------ TEXTAUSZUG

Der LEAG hat das scheinbar nicht gereicht: Die B.Z. berichtete, dass der
Kohlekonzern von 2017 bis 2021 allein für sein Kraftwerk Jänschwalde 240
Millionen Kubikmeter Wasser illegal abgepumpt hat – was dem jährlichen
Verbrauch von 5,5 Millionen Menschen entspricht. Das Recherchenetzwerk
Correctiv deckte Schweigegeldzahlungen der LEAG an Kommunen auf, mit der
das Kohleunternehmen seine Trinkwassergefährdung verstecken wollte.
Zukünftig wird es in Brandenburg noch öfter Diskussionen geben: Wer darf
wozu Wasser nutzen? Landwirtschaft, Industrie, Tourismus, Privatpersonen –
alle benötigen es. Noch stärkere soziale Spannungen im Kampf um die Nutzung
sind absehbar. Eine zentrale politische Aufgabe ist es, dem vorzubeugen.
Bis jetzt hatten Klimaschutz- und –anpassung in Brandenburg keine
Priorität. Wie aktuelle Wahlumfragen und Wahlprogramme nahelegen, wird die
nächste Landesregierung wohl noch weniger dafür tun.

------------
------ DATENTEIL

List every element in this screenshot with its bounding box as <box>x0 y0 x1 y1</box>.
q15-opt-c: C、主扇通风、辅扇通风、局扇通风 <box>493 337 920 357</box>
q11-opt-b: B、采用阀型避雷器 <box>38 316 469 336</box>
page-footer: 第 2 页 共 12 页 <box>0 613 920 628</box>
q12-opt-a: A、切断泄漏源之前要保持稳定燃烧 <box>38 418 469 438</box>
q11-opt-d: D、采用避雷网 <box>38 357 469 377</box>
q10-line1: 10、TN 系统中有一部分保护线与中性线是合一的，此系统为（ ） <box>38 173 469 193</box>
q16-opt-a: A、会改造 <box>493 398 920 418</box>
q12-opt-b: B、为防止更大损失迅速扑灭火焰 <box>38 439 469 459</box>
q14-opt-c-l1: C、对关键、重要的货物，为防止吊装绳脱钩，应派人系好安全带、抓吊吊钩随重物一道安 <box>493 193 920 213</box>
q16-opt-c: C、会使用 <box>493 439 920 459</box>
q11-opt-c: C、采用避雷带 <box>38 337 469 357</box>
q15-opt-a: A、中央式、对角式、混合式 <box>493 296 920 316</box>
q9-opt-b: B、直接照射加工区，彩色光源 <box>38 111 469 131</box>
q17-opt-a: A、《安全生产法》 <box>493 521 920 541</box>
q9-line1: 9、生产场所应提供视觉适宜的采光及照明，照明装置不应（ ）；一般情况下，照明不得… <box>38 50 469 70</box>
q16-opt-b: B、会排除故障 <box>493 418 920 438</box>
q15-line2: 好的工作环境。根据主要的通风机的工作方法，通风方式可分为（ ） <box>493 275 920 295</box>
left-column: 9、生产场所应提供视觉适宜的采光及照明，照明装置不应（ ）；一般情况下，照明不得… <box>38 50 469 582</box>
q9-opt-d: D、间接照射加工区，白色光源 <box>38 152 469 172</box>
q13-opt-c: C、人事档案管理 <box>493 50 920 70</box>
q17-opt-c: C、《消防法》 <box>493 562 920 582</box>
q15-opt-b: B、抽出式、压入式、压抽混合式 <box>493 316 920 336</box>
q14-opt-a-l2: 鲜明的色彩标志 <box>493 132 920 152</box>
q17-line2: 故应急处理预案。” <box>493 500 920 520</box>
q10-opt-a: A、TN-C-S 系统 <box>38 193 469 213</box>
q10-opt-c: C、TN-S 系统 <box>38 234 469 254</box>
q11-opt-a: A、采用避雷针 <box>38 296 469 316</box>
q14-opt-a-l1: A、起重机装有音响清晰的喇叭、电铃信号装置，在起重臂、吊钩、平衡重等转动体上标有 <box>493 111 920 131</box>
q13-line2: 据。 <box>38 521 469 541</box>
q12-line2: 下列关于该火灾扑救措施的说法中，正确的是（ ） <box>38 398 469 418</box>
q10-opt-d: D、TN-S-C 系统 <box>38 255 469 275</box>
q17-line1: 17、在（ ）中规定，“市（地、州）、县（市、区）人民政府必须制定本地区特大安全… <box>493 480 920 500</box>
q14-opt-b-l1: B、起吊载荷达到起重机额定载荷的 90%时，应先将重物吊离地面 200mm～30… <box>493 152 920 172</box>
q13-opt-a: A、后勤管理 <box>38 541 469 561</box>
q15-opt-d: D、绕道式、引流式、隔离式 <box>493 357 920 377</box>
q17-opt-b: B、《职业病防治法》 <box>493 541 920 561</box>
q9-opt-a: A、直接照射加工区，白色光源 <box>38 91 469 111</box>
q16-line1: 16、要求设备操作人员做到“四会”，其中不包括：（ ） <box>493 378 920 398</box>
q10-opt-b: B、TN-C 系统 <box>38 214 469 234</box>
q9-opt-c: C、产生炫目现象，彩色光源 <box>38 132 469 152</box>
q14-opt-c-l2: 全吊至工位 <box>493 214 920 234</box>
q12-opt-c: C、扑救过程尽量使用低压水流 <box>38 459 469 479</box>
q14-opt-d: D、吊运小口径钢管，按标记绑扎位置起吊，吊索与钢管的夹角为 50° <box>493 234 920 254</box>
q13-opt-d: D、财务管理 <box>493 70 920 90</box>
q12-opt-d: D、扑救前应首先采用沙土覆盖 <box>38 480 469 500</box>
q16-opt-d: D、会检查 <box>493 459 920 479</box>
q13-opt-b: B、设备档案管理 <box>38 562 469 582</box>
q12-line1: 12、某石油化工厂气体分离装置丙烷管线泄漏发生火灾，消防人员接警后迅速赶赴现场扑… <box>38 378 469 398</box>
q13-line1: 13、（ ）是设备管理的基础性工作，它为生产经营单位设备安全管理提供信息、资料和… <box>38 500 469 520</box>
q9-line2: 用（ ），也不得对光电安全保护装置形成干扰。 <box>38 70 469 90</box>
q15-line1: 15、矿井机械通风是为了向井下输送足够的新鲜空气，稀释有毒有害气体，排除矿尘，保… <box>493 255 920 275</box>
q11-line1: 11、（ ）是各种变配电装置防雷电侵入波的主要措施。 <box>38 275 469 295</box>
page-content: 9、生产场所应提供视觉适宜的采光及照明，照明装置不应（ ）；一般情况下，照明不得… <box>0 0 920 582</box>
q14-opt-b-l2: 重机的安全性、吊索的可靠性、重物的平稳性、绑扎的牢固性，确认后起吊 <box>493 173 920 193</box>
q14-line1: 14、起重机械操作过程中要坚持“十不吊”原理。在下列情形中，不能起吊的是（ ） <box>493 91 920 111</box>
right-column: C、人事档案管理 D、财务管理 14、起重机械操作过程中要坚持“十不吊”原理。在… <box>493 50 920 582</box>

------------

== ZU ERLEDIGENDE AUFGABEN ==
**a.** Bearbeite den Text über die Wassernutzung in Brandenburg: Gib ihn beginnend bei „Bis jetzt hatten“ und endend bei „weniger dafür tun.“ wieder und setze dabei „Bedeutung“ an die Stelle von „Priorität“.
**b.** Setze den Text über die Wassernutzung in Brandenburg nach seinem letzten Satz fort.

== GEGEBENE ANTWORTEN ==
**a.**
Bis jetzt hatten Klimaschutz- und –anpassung in Brandenburg keine
Bedeutung. Wie aktuelle Wahlumfragen und Wahlprogramme nahelegen, wird die
nächste Landesregierung wohl noch weniger dafür tun.

**b.**
Schon die aktuellen Minister:innen hofieren Musk, wie Dokumente von
Frag den Staat belegen – obwohl der US-Amerikaner immer wieder Schlagzeilen
mit rechtsautoritären und verschwörungsideologischen Aussagen macht. Was
ist wichtiger? Das Gemeinwohl oder der Profit eines Milliardärs oder
Kohlekonzerns, die gemeinsam das Trinkwasser von Millionen verseuchen? Für
Anwohner und Aktivisten ist klar: Brandenburg braucht Klimagerechtigkeit,
kein Tesla, keine LEAG.
Corvin Drößler, 25 Jahre alt, ist als Dorfkind in der Ostprignitz
aufgewachsen und zum Studium der Geographie und Germanistik nach Potsdam
gegangen, ohne das Ruppiner Land zu verlassen. Zwischen Lohnarbeit und
Aktivismus wandert er durch die Mark und beobachtet und kommentiert das
Weltgeschehen.
FOTOGRAFIE: Timo Krügener (25), aufgewachsen in Niedersachsen und seit 4
Jahren als Student, Fotograf und mittlerweile freier Fotojournalist in
Leipzig. Begleitet seit einigen Jahren vor allem die
Klimagerechtigkeitsbewegung, aber auch Engagement für Demokratie in anderen
Bereichen.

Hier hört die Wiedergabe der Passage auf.